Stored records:
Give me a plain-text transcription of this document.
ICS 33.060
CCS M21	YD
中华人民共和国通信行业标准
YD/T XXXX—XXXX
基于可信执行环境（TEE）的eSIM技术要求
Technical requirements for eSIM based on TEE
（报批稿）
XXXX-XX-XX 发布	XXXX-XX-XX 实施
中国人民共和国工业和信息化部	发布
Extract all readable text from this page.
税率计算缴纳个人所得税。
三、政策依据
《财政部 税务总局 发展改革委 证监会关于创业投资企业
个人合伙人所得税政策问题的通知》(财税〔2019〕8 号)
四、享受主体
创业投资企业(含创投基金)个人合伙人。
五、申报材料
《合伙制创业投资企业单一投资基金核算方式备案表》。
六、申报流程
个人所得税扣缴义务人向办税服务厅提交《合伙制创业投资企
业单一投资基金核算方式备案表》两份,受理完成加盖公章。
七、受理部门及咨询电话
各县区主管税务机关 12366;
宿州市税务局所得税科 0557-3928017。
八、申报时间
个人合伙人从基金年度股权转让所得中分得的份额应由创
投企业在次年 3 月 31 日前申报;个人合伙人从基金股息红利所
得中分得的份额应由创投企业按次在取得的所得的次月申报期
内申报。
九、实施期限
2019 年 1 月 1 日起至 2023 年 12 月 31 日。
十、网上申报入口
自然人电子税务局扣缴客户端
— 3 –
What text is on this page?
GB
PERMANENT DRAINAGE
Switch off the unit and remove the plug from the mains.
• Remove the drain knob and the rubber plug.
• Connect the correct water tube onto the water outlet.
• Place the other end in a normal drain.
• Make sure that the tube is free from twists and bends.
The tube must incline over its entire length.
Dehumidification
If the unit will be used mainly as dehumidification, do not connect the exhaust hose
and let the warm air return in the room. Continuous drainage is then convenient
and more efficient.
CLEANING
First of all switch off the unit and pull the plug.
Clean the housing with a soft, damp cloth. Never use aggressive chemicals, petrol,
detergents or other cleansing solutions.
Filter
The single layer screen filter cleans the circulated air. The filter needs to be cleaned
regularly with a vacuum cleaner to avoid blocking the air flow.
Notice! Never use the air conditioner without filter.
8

Task:
Repeat, without change, each line of the data above from the one that contains "What text is on this page?" through the final line, counting both.

The answer:
What text is on this page?
GB
PERMANENT DRAINAGE
Switch off the unit and remove the plug from the mains.
• Remove the drain knob and the rubber plug.
• Connect the correct water tube onto the water outlet.
• Place the other end in a normal drain.
• Make sure that the tube is free from twists and bends.
The tube must incline over its entire length.
Dehumidification
If the unit will be used mainly as dehumidification, do not connect the exhaust hose
and let the warm air return in the room. Continuous drainage is then convenient
and more efficient.
CLEANING
First of all switch off the unit and pull the plug.
Clean the housing with a soft, damp cloth. Never use aggressive chemicals, petrol,
detergents or other cleansing solutions.
Filter
The single layer screen filter cleans the circulated air. The filter needs to be cleaned
regularly with a vacuum cleaner to avoid blocking the air flow.
Notice! Never use the air conditioner without filter.
8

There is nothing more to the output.